Fragmento del texto
+ + + +

Echesortu siempre fue un barrio tranquilo. Que llegue esto hasta ahí te dice todo lo que necesitás saber sobre cómo está Rosario.
53 allanamientos y 14 detenidos suenan bien en el papel, pero si al día siguiente aparece otra nota, algo no está funcionando. El Estado llega tarde siempre.
Hay que reconocer que algo están haciendo. Merlo y Cococcini al menos salieron a dar la cara y mostraron números. No es poco comparado con años anteriores.
¿Dar la cara? Mientras dan conferencias de prensa, los narcos siguen pegando cartones en las escuelas. Los números no alcanzan si el problema sigue creciendo.
Posta que usan las escuelas para mandarse mensajes entre ellos? Son unos cobardes. Metan a los pibes en el medio para asustar. Ojalá atrapen a todos.
Lo de Jonatan G. es lo que más me llama la atención. Sale de la cárcel el mes pasado y ya lo agarran con una .380. El sistema penitenciario no rehabilita a nadie, los larga y vuelven al mismo lugar.
Me parece bien que hayan detenido a Jonatan G., pero me pregunto cuántos más están sueltos con armas y con sus nombres en esas notas. Uno detenido, diez afuera.

+ + + +

Material proporcionado
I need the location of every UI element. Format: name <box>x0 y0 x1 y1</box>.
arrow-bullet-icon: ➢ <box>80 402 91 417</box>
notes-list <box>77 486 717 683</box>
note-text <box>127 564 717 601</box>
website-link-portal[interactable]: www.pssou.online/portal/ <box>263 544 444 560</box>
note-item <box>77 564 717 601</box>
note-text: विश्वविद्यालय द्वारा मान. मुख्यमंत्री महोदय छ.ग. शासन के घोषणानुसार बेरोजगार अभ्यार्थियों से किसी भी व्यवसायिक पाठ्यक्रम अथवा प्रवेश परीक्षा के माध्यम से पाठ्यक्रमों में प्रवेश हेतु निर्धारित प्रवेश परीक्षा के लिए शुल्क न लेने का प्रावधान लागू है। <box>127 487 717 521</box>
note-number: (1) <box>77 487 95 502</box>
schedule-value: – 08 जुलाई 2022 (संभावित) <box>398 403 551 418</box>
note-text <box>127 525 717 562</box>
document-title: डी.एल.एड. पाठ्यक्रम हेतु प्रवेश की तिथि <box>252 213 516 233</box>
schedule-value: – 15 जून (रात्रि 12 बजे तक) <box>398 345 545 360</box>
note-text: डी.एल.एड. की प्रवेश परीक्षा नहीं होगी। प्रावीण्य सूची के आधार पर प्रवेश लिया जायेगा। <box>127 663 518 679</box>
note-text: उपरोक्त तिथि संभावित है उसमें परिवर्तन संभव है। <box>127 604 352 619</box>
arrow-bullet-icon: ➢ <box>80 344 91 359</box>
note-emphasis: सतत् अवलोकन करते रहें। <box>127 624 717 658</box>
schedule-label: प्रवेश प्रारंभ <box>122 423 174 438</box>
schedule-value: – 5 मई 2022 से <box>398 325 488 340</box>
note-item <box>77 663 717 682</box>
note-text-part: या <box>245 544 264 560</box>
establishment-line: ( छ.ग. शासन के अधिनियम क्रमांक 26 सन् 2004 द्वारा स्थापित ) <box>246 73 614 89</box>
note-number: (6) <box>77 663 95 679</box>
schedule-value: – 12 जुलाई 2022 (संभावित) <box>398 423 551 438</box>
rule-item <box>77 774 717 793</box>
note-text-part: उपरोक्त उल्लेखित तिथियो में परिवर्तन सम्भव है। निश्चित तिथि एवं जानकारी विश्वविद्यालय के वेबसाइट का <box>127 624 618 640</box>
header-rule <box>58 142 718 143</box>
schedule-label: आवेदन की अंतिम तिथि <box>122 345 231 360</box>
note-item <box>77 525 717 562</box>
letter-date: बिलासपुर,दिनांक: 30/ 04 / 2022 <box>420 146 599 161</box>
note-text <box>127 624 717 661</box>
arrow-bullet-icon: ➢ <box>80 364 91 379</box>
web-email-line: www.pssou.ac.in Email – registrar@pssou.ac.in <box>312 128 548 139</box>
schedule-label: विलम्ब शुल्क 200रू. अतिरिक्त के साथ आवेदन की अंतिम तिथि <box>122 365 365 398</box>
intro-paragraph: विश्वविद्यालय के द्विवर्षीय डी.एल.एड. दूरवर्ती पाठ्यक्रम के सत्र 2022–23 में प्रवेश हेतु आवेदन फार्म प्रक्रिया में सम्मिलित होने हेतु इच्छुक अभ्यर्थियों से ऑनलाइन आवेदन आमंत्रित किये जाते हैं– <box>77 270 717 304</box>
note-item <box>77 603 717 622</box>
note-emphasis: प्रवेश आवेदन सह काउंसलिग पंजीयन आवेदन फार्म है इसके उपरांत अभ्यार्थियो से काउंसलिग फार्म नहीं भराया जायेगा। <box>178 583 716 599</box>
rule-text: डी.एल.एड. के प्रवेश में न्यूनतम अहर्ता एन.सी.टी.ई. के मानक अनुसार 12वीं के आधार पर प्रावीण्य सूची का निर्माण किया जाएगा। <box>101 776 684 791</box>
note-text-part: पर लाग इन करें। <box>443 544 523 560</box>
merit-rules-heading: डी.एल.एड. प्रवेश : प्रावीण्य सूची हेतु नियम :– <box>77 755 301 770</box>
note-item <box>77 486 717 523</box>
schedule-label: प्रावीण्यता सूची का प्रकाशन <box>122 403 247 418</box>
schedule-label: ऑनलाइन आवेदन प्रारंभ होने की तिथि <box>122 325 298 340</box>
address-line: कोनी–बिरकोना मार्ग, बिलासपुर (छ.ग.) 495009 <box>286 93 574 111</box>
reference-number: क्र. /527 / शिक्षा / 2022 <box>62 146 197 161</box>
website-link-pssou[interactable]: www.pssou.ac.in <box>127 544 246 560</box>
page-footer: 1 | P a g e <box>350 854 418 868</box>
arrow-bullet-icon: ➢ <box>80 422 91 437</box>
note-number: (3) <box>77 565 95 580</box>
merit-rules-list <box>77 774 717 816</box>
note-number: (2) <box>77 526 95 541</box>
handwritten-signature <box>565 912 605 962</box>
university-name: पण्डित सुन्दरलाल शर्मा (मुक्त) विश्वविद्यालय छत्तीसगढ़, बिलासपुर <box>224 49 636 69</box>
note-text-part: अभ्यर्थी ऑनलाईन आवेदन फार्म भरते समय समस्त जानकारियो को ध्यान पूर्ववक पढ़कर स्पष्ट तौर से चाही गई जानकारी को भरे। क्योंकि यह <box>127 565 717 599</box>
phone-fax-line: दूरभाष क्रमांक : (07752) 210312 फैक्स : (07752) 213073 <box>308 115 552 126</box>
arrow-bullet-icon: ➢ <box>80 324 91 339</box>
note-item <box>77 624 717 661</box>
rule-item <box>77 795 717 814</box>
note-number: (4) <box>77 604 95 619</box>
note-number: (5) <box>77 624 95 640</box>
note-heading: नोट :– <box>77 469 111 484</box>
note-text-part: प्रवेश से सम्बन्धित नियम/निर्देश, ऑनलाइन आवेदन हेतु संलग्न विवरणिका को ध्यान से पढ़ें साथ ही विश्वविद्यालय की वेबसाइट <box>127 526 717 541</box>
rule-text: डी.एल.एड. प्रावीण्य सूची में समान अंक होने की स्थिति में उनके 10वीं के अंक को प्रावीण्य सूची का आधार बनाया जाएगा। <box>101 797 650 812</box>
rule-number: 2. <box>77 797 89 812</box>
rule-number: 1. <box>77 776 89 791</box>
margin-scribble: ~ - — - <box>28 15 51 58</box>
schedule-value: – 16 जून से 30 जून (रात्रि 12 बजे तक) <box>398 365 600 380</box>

+ + + +

Continúa los comentarios sobre la violencia narco en Rosario a partir del último que aparece.

Exacto Silvia, y además los que quedan afuera saben que los están buscando, así que se ponen más nerviosos. Eso también genera más violencia.
Esto no es solo un problema de Echesortu o de los barrios del sur. Está en todos lados. Hay que dejar de pensar que le pasa al otro.
y la maestra que lo encontró? imaginate el susto. esas personas van a laburar y se tienen que comer esto. un aplauso para los docentes que siguen yendo igual
La nota dice que la escuela abrió igual. Eso es lo que hay que destacar. No se rinden. Pero el Estado tiene que estar a la altura de esa valentía.
Vía Honda hace años que está complicada. Que Los Menores lleguen a mandar mensajes hasta Echesortu muestra hasta dónde se extendieron. Esto es territorio en disputa, llamen las cosas por su nombre.